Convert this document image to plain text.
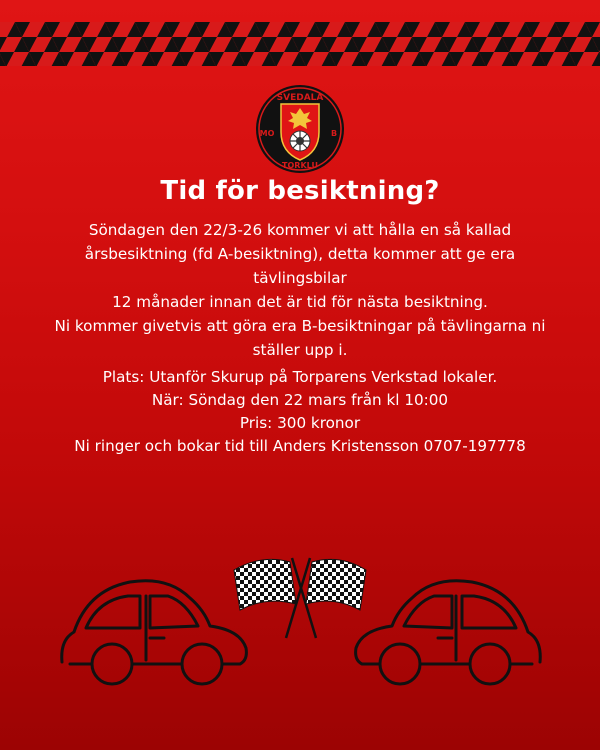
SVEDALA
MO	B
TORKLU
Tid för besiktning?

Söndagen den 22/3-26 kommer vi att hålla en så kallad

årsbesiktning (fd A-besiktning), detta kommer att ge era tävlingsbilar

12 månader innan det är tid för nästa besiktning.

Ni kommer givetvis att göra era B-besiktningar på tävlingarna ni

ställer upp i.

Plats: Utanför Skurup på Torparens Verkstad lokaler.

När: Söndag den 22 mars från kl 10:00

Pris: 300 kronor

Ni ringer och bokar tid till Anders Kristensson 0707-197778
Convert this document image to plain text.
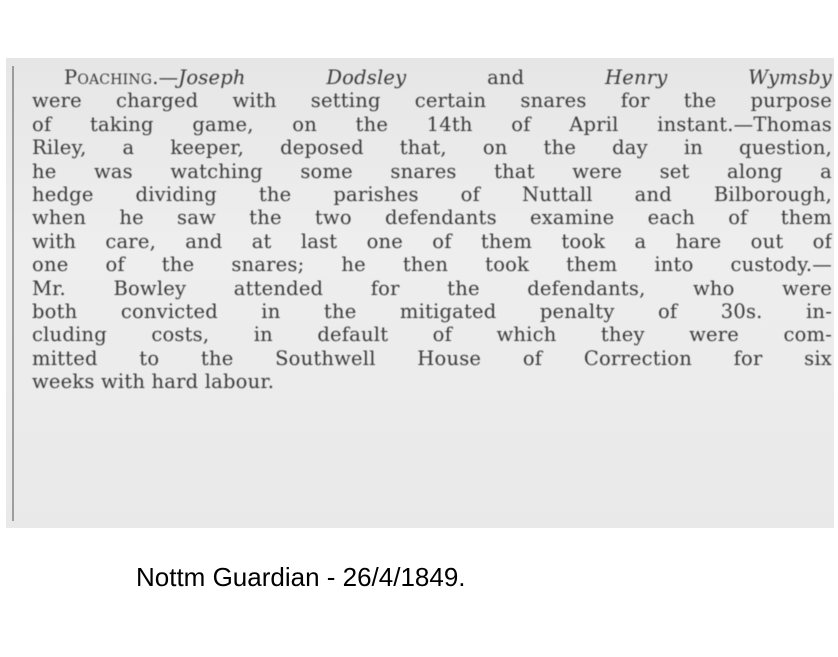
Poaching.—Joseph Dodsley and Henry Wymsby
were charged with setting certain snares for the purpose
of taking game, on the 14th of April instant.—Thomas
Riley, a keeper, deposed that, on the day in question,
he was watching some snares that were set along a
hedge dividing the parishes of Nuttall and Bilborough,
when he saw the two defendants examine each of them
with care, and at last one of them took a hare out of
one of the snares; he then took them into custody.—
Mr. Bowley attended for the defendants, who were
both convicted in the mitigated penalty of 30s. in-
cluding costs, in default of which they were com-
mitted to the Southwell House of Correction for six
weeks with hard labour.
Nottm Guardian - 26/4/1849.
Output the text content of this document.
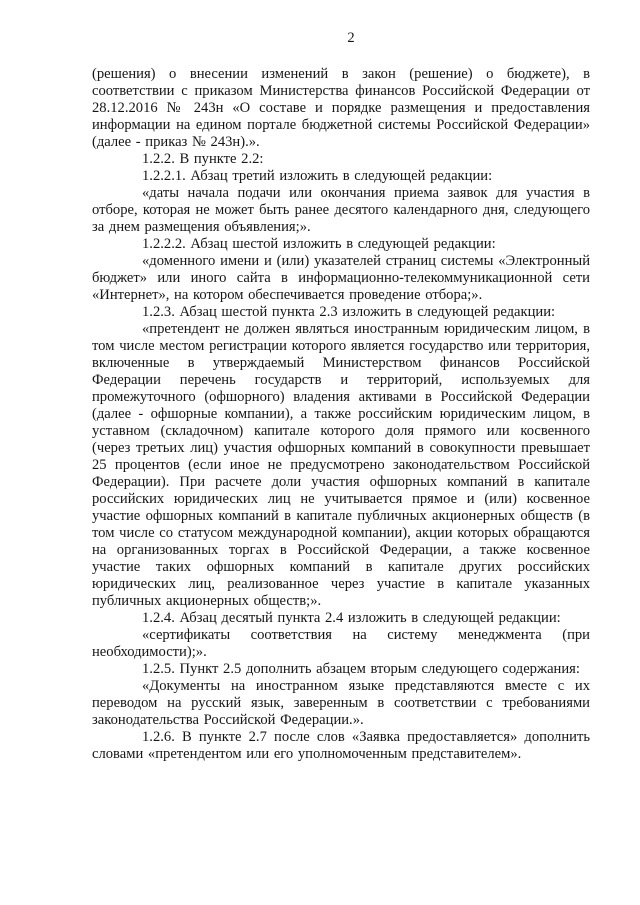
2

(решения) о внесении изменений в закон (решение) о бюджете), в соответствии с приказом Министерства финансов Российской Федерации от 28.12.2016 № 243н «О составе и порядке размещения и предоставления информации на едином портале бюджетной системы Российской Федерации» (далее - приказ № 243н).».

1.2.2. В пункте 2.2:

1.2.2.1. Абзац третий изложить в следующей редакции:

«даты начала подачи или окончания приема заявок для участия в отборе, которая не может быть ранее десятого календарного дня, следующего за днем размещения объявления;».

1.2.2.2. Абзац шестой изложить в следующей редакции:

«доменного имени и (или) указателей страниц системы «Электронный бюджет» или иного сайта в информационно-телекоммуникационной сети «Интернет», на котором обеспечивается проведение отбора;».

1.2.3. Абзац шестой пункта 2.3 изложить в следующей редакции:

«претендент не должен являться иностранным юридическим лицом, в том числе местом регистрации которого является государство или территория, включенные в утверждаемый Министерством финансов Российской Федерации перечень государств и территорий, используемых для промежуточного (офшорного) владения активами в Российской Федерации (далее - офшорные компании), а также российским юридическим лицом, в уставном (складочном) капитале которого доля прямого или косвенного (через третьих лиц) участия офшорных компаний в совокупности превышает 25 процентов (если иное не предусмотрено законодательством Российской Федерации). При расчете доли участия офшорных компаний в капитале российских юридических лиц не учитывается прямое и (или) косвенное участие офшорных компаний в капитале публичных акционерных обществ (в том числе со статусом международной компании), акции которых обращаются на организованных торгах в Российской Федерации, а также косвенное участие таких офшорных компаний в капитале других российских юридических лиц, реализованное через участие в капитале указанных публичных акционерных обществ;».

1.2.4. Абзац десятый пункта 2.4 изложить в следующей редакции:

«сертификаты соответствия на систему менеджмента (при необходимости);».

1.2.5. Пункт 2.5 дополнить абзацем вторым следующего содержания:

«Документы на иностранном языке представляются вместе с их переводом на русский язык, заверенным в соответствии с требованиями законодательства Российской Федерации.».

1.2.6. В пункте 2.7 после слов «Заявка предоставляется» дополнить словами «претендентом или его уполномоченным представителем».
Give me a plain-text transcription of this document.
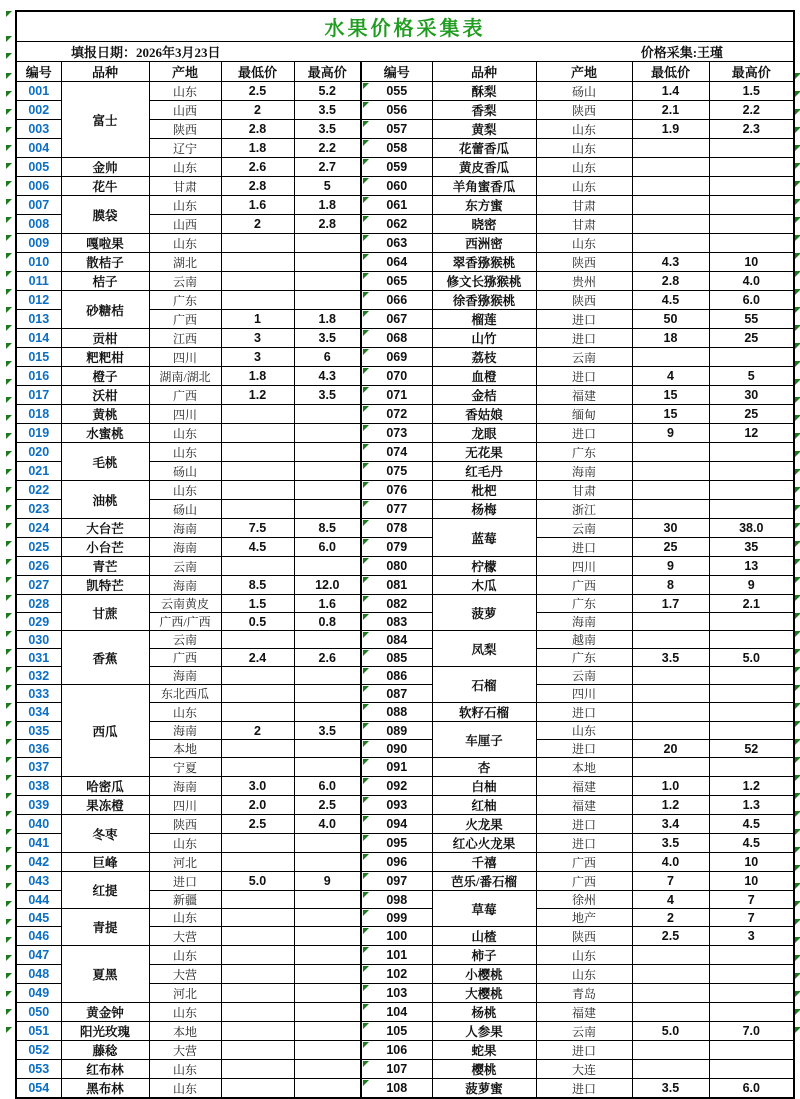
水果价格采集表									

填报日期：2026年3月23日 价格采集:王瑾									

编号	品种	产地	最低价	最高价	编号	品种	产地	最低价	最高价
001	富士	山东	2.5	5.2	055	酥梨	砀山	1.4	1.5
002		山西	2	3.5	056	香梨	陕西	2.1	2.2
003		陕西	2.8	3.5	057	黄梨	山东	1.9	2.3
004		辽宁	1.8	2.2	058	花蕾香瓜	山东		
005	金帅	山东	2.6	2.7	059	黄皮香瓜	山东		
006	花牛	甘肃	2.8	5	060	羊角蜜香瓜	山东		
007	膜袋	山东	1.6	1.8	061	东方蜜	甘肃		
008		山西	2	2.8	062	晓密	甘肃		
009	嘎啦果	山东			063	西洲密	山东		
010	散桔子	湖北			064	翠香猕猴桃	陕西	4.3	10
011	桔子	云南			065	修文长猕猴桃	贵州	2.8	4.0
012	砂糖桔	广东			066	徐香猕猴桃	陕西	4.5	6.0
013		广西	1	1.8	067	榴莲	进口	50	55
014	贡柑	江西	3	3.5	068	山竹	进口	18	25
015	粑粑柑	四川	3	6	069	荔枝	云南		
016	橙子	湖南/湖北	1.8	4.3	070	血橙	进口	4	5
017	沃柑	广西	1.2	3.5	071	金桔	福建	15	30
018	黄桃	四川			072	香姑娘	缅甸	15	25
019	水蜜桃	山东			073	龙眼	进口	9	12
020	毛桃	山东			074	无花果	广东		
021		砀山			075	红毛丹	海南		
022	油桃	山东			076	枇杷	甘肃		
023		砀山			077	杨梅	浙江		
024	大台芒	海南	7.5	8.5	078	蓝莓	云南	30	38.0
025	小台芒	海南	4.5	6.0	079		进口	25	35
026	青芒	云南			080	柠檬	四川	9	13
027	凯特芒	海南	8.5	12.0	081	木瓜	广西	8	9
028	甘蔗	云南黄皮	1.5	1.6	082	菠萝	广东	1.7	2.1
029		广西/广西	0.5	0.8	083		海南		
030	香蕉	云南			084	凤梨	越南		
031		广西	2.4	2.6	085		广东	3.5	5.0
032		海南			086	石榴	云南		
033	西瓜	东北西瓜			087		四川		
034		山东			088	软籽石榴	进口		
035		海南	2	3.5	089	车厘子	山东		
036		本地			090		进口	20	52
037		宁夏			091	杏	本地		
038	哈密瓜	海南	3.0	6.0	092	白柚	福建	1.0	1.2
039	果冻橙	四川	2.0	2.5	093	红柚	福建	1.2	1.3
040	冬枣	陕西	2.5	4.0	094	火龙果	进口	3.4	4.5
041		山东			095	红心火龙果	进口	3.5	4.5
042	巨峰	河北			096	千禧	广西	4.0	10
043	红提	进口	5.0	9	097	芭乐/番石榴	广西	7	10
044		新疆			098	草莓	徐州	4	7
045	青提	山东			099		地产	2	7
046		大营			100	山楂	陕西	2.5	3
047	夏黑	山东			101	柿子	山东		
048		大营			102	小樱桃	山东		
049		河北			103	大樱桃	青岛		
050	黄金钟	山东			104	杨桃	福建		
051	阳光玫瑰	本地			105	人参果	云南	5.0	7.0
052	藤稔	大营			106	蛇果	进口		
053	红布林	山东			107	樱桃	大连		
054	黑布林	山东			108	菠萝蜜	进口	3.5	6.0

********************

**Task objective:** All of the records need repeating exactly, except for the pictures.

**Exercise response:**
Convert this document image to plain text.
SVEDALA
MO	B
TORKLU
Tid för besiktning?

Söndagen den 22/3-26 kommer vi att hålla en så kallad

årsbesiktning (fd A-besiktning), detta kommer att ge era tävlingsbilar

12 månader innan det är tid för nästa besiktning.

Ni kommer givetvis att göra era B-besiktningar på tävlingarna ni

ställer upp i.

Plats: Utanför Skurup på Torparens Verkstad lokaler.

När: Söndag den 22 mars från kl 10:00

Pris: 300 kronor

Ni ringer och bokar tid till Anders Kristensson 0707-197778
Convert this document image to plain text.
Poaching.—Joseph Dodsley and Henry Wymsby
were charged with setting certain snares for the purpose
of taking game, on the 14th of April instant.—Thomas
Riley, a keeper, deposed that, on the day in question,
he was watching some snares that were set along a
hedge dividing the parishes of Nuttall and Bilborough,
when he saw the two defendants examine each of them
with care, and at last one of them took a hare out of
one of the snares; he then took them into custody.—
Mr. Bowley attended for the defendants, who were
both convicted in the mitigated penalty of 30s. in-
cluding costs, in default of which they were com-
mitted to the Southwell House of Correction for six
weeks with hard labour.
Nottm Guardian - 26/4/1849.
Output the text content of this document.
2

(решения) о внесении изменений в закон (решение) о бюджете), в соответствии с приказом Министерства финансов Российской Федерации от 28.12.2016 № 243н «О составе и порядке размещения и предоставления информации на едином портале бюджетной системы Российской Федерации» (далее - приказ № 243н).».

1.2.2. В пункте 2.2:

1.2.2.1. Абзац третий изложить в следующей редакции:

«даты начала подачи или окончания приема заявок для участия в отборе, которая не может быть ранее десятого календарного дня, следующего за днем размещения объявления;».

1.2.2.2. Абзац шестой изложить в следующей редакции:

«доменного имени и (или) указателей страниц системы «Электронный бюджет» или иного сайта в информационно-телекоммуникационной сети «Интернет», на котором обеспечивается проведение отбора;».

1.2.3. Абзац шестой пункта 2.3 изложить в следующей редакции:

«претендент не должен являться иностранным юридическим лицом, в том числе местом регистрации которого является государство или территория, включенные в утверждаемый Министерством финансов Российской Федерации перечень государств и территорий, используемых для промежуточного (офшорного) владения активами в Российской Федерации (далее - офшорные компании), а также российским юридическим лицом, в уставном (складочном) капитале которого доля прямого или косвенного (через третьих лиц) участия офшорных компаний в совокупности превышает 25 процентов (если иное не предусмотрено законодательством Российской Федерации). При расчете доли участия офшорных компаний в капитале российских юридических лиц не учитывается прямое и (или) косвенное участие офшорных компаний в капитале публичных акционерных обществ (в том числе со статусом международной компании), акции которых обращаются на организованных торгах в Российской Федерации, а также косвенное участие таких офшорных компаний в капитале других российских юридических лиц, реализованное через участие в капитале указанных публичных акционерных обществ;».

1.2.4. Абзац десятый пункта 2.4 изложить в следующей редакции:

«сертификаты соответствия на систему менеджмента (при необходимости);».

1.2.5. Пункт 2.5 дополнить абзацем вторым следующего содержания:

«Документы на иностранном языке представляются вместе с их переводом на русский язык, заверенным в соответствии с требованиями законодательства Российской Федерации.».

1.2.6. В пункте 2.7 после слов «Заявка предоставляется» дополнить словами «претендентом или его уполномоченным представителем».
Give me a plain-text transcription of this document.
水果价格采集表									

填报日期：2026年3月23日 价格采集:王瑾									

编号	品种	产地	最低价	最高价	编号	品种	产地	最低价	最高价
001	富士	山东	2.5	5.2	055	酥梨	砀山	1.4	1.5
002		山西	2	3.5	056	香梨	陕西	2.1	2.2
003		陕西	2.8	3.5	057	黄梨	山东	1.9	2.3
004		辽宁	1.8	2.2	058	花蕾香瓜	山东		
005	金帅	山东	2.6	2.7	059	黄皮香瓜	山东		
006	花牛	甘肃	2.8	5	060	羊角蜜香瓜	山东		
007	膜袋	山东	1.6	1.8	061	东方蜜	甘肃		
008		山西	2	2.8	062	晓密	甘肃		
009	嘎啦果	山东			063	西洲密	山东		
010	散桔子	湖北			064	翠香猕猴桃	陕西	4.3	10
011	桔子	云南			065	修文长猕猴桃	贵州	2.8	4.0
012	砂糖桔	广东			066	徐香猕猴桃	陕西	4.5	6.0
013		广西	1	1.8	067	榴莲	进口	50	55
014	贡柑	江西	3	3.5	068	山竹	进口	18	25
015	粑粑柑	四川	3	6	069	荔枝	云南		
016	橙子	湖南/湖北	1.8	4.3	070	血橙	进口	4	5
017	沃柑	广西	1.2	3.5	071	金桔	福建	15	30
018	黄桃	四川			072	香姑娘	缅甸	15	25
019	水蜜桃	山东			073	龙眼	进口	9	12
020	毛桃	山东			074	无花果	广东		
021		砀山			075	红毛丹	海南		
022	油桃	山东			076	枇杷	甘肃		
023		砀山			077	杨梅	浙江		
024	大台芒	海南	7.5	8.5	078	蓝莓	云南	30	38.0
025	小台芒	海南	4.5	6.0	079		进口	25	35
026	青芒	云南			080	柠檬	四川	9	13
027	凯特芒	海南	8.5	12.0	081	木瓜	广西	8	9
028	甘蔗	云南黄皮	1.5	1.6	082	菠萝	广东	1.7	2.1
029		广西/广西	0.5	0.8	083		海南		
030	香蕉	云南			084	凤梨	越南		
031		广西	2.4	2.6	085		广东	3.5	5.0
032		海南			086	石榴	云南		
033	西瓜	东北西瓜			087		四川		
034		山东			088	软籽石榴	进口		
035		海南	2	3.5	089	车厘子	山东		
036		本地			090		进口	20	52
037		宁夏			091	杏	本地		
038	哈密瓜	海南	3.0	6.0	092	白柚	福建	1.0	1.2
039	果冻橙	四川	2.0	2.5	093	红柚	福建	1.2	1.3
040	冬枣	陕西	2.5	4.0	094	火龙果	进口	3.4	4.5
041		山东			095	红心火龙果	进口	3.5	4.5
042	巨峰	河北			096	千禧	广西	4.0	10
043	红提	进口	5.0	9	097	芭乐/番石榴	广西	7	10
044		新疆			098	草莓	徐州	4	7
045	青提	山东			099		地产	2	7
046		大营			100	山楂	陕西	2.5	3
047	夏黑	山东			101	柿子	山东		
048		大营			102	小樱桃	山东		
049		河北			103	大樱桃	青岛		
050	黄金钟	山东			104	杨桃	福建		
051	阳光玫瑰	本地			105	人参果	云南	5.0	7.0
052	藤稔	大营			106	蛇果	进口		
053	红布林	山东			107	樱桃	大连		
054	黑布林	山东			108	菠萝蜜	进口	3.5	6.0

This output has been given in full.